■ **Your instructions**
Read through the data and report every line in which the word "Insurance" occurs.

*****

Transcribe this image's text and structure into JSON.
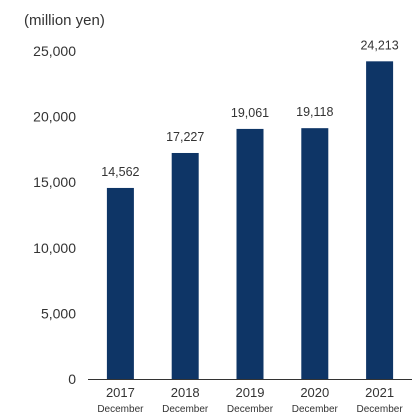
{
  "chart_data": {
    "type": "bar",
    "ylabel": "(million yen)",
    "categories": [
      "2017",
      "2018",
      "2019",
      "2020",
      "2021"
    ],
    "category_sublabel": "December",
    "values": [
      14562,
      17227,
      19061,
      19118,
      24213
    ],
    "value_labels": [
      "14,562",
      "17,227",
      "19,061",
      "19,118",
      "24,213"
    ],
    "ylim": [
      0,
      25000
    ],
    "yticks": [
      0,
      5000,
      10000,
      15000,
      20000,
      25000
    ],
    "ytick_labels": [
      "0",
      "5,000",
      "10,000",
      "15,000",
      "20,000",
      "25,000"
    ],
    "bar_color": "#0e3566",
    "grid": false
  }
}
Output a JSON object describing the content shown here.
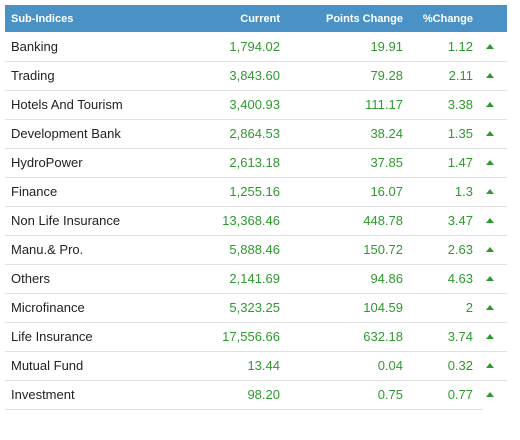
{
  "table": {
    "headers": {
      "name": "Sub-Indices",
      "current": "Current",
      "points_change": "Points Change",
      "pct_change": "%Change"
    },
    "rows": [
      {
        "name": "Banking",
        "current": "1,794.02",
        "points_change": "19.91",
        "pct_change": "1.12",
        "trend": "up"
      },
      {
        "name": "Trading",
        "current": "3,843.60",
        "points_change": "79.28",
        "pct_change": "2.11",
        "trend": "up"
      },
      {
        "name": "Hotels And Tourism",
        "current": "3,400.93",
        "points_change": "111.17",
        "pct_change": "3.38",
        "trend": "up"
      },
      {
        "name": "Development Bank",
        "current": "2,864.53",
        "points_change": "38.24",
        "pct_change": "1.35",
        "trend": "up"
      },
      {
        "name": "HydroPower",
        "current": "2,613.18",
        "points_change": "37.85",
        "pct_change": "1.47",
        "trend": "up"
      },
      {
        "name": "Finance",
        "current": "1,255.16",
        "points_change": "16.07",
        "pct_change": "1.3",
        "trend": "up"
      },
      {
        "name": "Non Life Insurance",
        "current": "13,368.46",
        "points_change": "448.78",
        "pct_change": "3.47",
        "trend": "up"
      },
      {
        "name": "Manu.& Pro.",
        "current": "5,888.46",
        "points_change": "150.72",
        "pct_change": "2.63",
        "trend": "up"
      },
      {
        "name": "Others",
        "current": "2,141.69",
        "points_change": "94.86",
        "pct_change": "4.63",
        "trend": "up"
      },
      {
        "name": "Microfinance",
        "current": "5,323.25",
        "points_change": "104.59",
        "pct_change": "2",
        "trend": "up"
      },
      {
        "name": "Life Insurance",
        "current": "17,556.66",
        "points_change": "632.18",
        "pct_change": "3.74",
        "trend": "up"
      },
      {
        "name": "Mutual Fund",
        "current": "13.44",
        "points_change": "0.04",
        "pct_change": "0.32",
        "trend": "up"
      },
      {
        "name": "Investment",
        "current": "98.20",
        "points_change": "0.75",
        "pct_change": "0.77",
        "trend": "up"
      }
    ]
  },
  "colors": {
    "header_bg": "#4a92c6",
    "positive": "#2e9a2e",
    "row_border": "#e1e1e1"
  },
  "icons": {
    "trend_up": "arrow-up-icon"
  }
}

*****

■ **Final result**
        "name": "Non Life Insurance",
        "name": "Life Insurance",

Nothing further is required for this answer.